START

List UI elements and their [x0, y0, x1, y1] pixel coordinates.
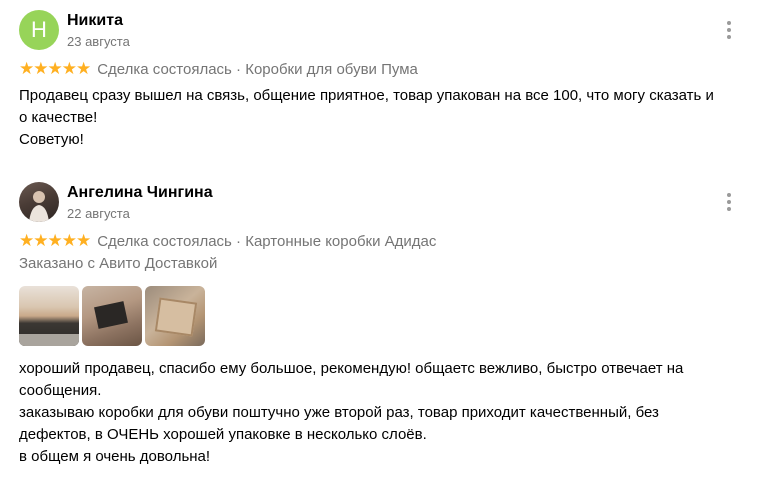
- review-photo-thumbnail[interactable]: [19, 286, 79, 346]
- avatar[interactable]: [19, 182, 59, 222]
- review-photo-thumbnail[interactable]: [82, 286, 142, 346]
- review-text-line: заказываю коробки для обуви поштучно уже…: [19, 404, 659, 421]
- more-options-button[interactable]: [721, 191, 737, 213]
- review-card: Ангелина Чингина 22 августа ★★★★★ Сделка…: [0, 0, 758, 485]
- more-vertical-icon: [727, 193, 731, 197]
- review-photos: [19, 286, 205, 346]
- deal-info: Сделка состоялась · Картонные коробки Ад…: [97, 232, 437, 250]
- rating-stars: ★★★★★: [19, 231, 91, 250]
- review-text-line: в общем я очень довольна!: [19, 448, 211, 465]
- delivery-note: Заказано с Авито Доставкой: [19, 255, 218, 272]
- review-text: хороший продавец, спасибо ему большое, р…: [19, 358, 739, 468]
- review-text-line: хороший продавец, спасибо ему большое, р…: [19, 360, 684, 377]
- review-photo-thumbnail[interactable]: [145, 286, 205, 346]
- review-text-line: сообщения.: [19, 382, 102, 399]
- reviewer-name[interactable]: Ангелина Чингина: [67, 184, 213, 202]
- review-meta: ★★★★★ Сделка состоялась · Картонные коро…: [19, 231, 436, 251]
- person-photo-icon: [29, 191, 49, 222]
- review-text-line: дефектов, в ОЧЕНЬ хорошей упаковке в нес…: [19, 426, 427, 443]
- review-date: 22 августа: [67, 206, 130, 221]
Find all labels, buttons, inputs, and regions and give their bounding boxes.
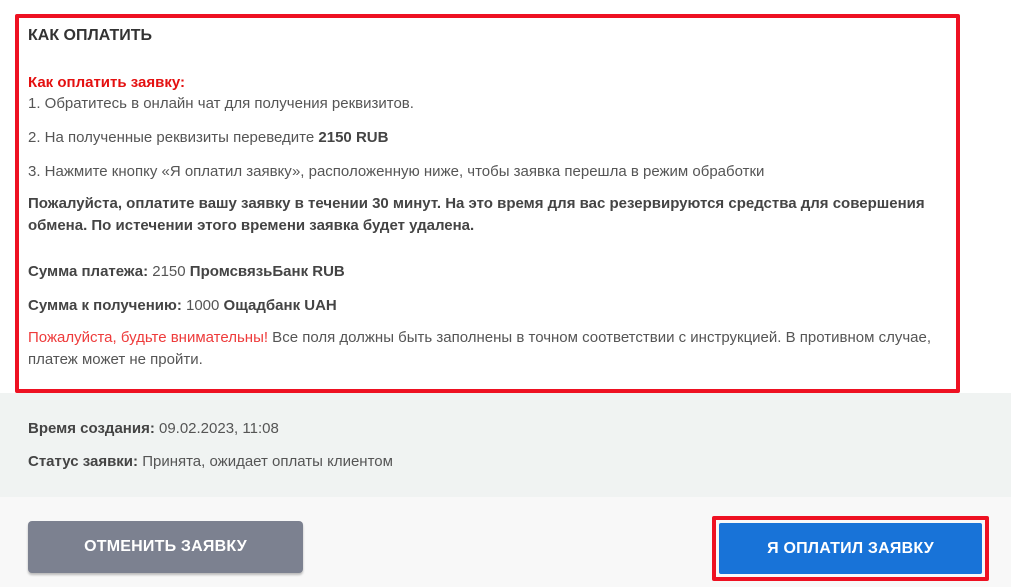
confirm-payment-button[interactable]: Я оплатил заявку	[719, 523, 982, 574]
payment-time-notice: Пожалуйста, оплатите вашу заявку в течен…	[28, 195, 925, 234]
attention-warning: Пожалуйста, будьте внимательны! Все поля…	[28, 327, 958, 371]
payment-sum-amount: 2150	[148, 263, 190, 280]
order-status-value: Принята, ожидает оплаты клиентом	[138, 453, 393, 470]
order-meta-panel: Время создания: 09.02.2023, 11:08 Статус…	[0, 393, 1011, 497]
created-time-value: 09.02.2023, 11:08	[154, 420, 279, 437]
created-time-row: Время создания: 09.02.2023, 11:08	[28, 420, 279, 437]
cancel-order-button[interactable]: Отменить заявку	[28, 521, 303, 573]
payment-sum-row: Сумма платежа: 2150 ПромсвязьБанк RUB	[28, 263, 345, 281]
receive-sum-currency: Ощадбанк UAH	[223, 297, 337, 314]
instruction-step-2-text: 2. На полученные реквизиты переведите	[28, 129, 319, 146]
payment-instructions-panel: КАК ОПЛАТИТЬ Как оплатить заявку: 1. Обр…	[15, 14, 960, 393]
instruction-step-2: 2. На полученные реквизиты переведите 21…	[28, 129, 388, 147]
receive-sum-row: Сумма к получению: 1000 Ощадбанк UAH	[28, 297, 337, 315]
receive-sum-label: Сумма к получению:	[28, 297, 182, 314]
order-status-label: Статус заявки:	[28, 453, 139, 470]
payment-sum-label: Сумма платежа:	[28, 263, 149, 280]
order-status-row: Статус заявки: Принята, ожидает оплаты к…	[28, 453, 393, 470]
instruction-step-2-amount: 2150 RUB	[318, 129, 389, 146]
order-actions-bar: Отменить заявку Я оплатил заявку	[0, 497, 1011, 587]
instruction-step-3: 3. Нажмите кнопку «Я оплатил заявку», ра…	[28, 163, 765, 180]
created-time-label: Время создания:	[28, 420, 155, 437]
payment-sum-currency: ПромсвязьБанк RUB	[189, 263, 345, 280]
receive-sum-amount: 1000	[181, 297, 224, 314]
instruction-step-1: 1. Обратитесь в онлайн чат для получения…	[28, 95, 414, 112]
instructions-heading: КАК ОПЛАТИТЬ	[28, 27, 153, 44]
attention-warning-highlight: Пожалуйста, будьте внимательны!	[28, 329, 269, 346]
instructions-subheading: Как оплатить заявку:	[28, 74, 185, 91]
paid-button-highlight: Я оплатил заявку	[712, 516, 989, 581]
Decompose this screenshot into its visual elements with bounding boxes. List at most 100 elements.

END

§ **Your task**:
Recast every line of the rows above as a Markdown table with two columns, No and Line. Number the lines in order, and leave out blank lines and the pictures.

§ **Written answer**:
| No | Line |
|---|---|
| 1 | List UI elements and their [x0, y0, x1, y1] pixel coordinates. |
| 2 | - review-photo-thumbnail[interactable]: [19, 286, 79, 346] |
| 3 | - avatar[interactable]: [19, 182, 59, 222] |
| 4 | - review-photo-thumbnail[interactable]: [82, 286, 142, 346] |
| 5 | - review-text-line: заказываю коробки для обуви поштучно уже…: [19, 404, 659, 421] |
| 6 | - more-options-button[interactable]: [721, 191, 737, 213] |
| 7 | - review-card: Ангелина Чингина 22 августа ★★★★★ Сделка…: [0, 0, 758, 485] |
| 8 | - more-vertical-icon: [727, 193, 731, 197] |
| 9 | - review-photos: [19, 286, 205, 346] |
| 10 | - deal-info: Сделка состоялась · Картонные коробки Ад…: [97, 232, 437, 250] |
| 11 | - rating-stars: ★★★★★: [19, 231, 91, 250] |
| 12 | - review-text-line: в общем я очень довольна!: [19, 448, 211, 465] |
| 13 | - delivery-note: Заказано с Авито Доставкой: [19, 255, 218, 272] |
| 14 | - review-text: хороший продавец, спасибо ему большое, р…: [19, 358, 739, 468] |
| 15 | - review-text-line: хороший продавец, спасибо ему большое, р…: [19, 360, 684, 377] |
| 16 | - review-photo-thumbnail[interactable]: [145, 286, 205, 346] |
| 17 | - review-text-line: сообщения.: [19, 382, 102, 399] |
| 18 | - reviewer-name[interactable]: Ангелина Чингина: [67, 184, 213, 202] |
| 19 | - review-meta: ★★★★★ Сделка состоялась · Картонные коро…: [19, 231, 436, 251] |
| 20 | - person-photo-icon: [29, 191, 49, 222] |
| 21 | - review-text-line: дефектов, в ОЧЕНЬ хорошей упаковке в нес…: [19, 426, 427, 443] |
| 22 | - review-date: 22 августа: [67, 206, 130, 221] |
| 23 | Find all labels, buttons, inputs, and regions and give their bounding boxes. |
| 24 | confirm-payment-button[interactable]: Я оплатил заявку	[719, 523, 982, 574] |
| 25 | payment-time-notice: Пожалуйста, оплатите вашу заявку в течен…	[28, 195, 925, 234] |
| 26 | attention-warning: Пожалуйста, будьте внимательны! Все поля…	[28, 327, 958, 371] |
| 27 | payment-sum-amount: 2150	[148, 263, 190, 280] |
| 28 | order-status-value: Принята, ожидает оплаты клиентом	[138, 453, 393, 470] |
| 29 | order-meta-panel: Время создания: 09.02.2023, 11:08 Статус…	[0, 393, 1011, 497] |
| 30 | created-time-value: 09.02.2023, 11:08	[154, 420, 279, 437] |
| 31 | created-time-row: Время создания: 09.02.2023, 11:08	[28, 420, 279, 437] |
| 32 | cancel-order-button[interactable]: Отменить заявку	[28, 521, 303, 573] |
| 33 | payment-sum-row: Сумма платежа: 2150 ПромсвязьБанк RUB	[28, 263, 345, 281] |
| 34 | receive-sum-currency: Ощадбанк UAH	[223, 297, 337, 314] |
| 35 | instruction-step-2-text: 2. На полученные реквизиты переведите	[28, 129, 319, 146] |
| 36 | payment-instructions-panel: КАК ОПЛАТИТЬ Как оплатить заявку: 1. Обр…	[15, 14, 960, 393] |
| 37 | instruction-step-2: 2. На полученные реквизиты переведите 21…	[28, 129, 388, 147] |
| 38 | receive-sum-row: Сумма к получению: 1000 Ощадбанк UAH	[28, 297, 337, 315] |
| 39 | receive-sum-label: Сумма к получению:	[28, 297, 182, 314] |
| 40 | order-status-label: Статус заявки:	[28, 453, 139, 470] |
| 41 | payment-sum-label: Сумма платежа:	[28, 263, 149, 280] |
| 42 | order-status-row: Статус заявки: Принята, ожидает оплаты к…	[28, 453, 393, 470] |
| 43 | instruction-step-2-amount: 2150 RUB	[318, 129, 389, 146] |
| 44 | order-actions-bar: Отменить заявку Я оплатил заявку	[0, 497, 1011, 587] |
| 45 | instruction-step-3: 3. Нажмите кнопку «Я оплатил заявку», ра…	[28, 163, 765, 180] |
| 46 | created-time-label: Время создания:	[28, 420, 155, 437] |
| 47 | payment-sum-currency: ПромсвязьБанк RUB	[189, 263, 345, 280] |
| 48 | receive-sum-amount: 1000	[181, 297, 224, 314] |
| 49 | instruction-step-1: 1. Обратитесь в онлайн чат для получения…	[28, 95, 414, 112] |
| 50 | instructions-heading: КАК ОПЛАТИТЬ	[28, 27, 153, 44] |
| 51 | attention-warning-highlight: Пожалуйста, будьте внимательны!	[28, 329, 269, 346] |
| 52 | instructions-subheading: Как оплатить заявку:	[28, 74, 185, 91] |
| 53 | paid-button-highlight: Я оплатил заявку	[712, 516, 989, 581] |
| 54 | Decompose this screenshot into its visual elements with bounding boxes. List at most 100 elements. |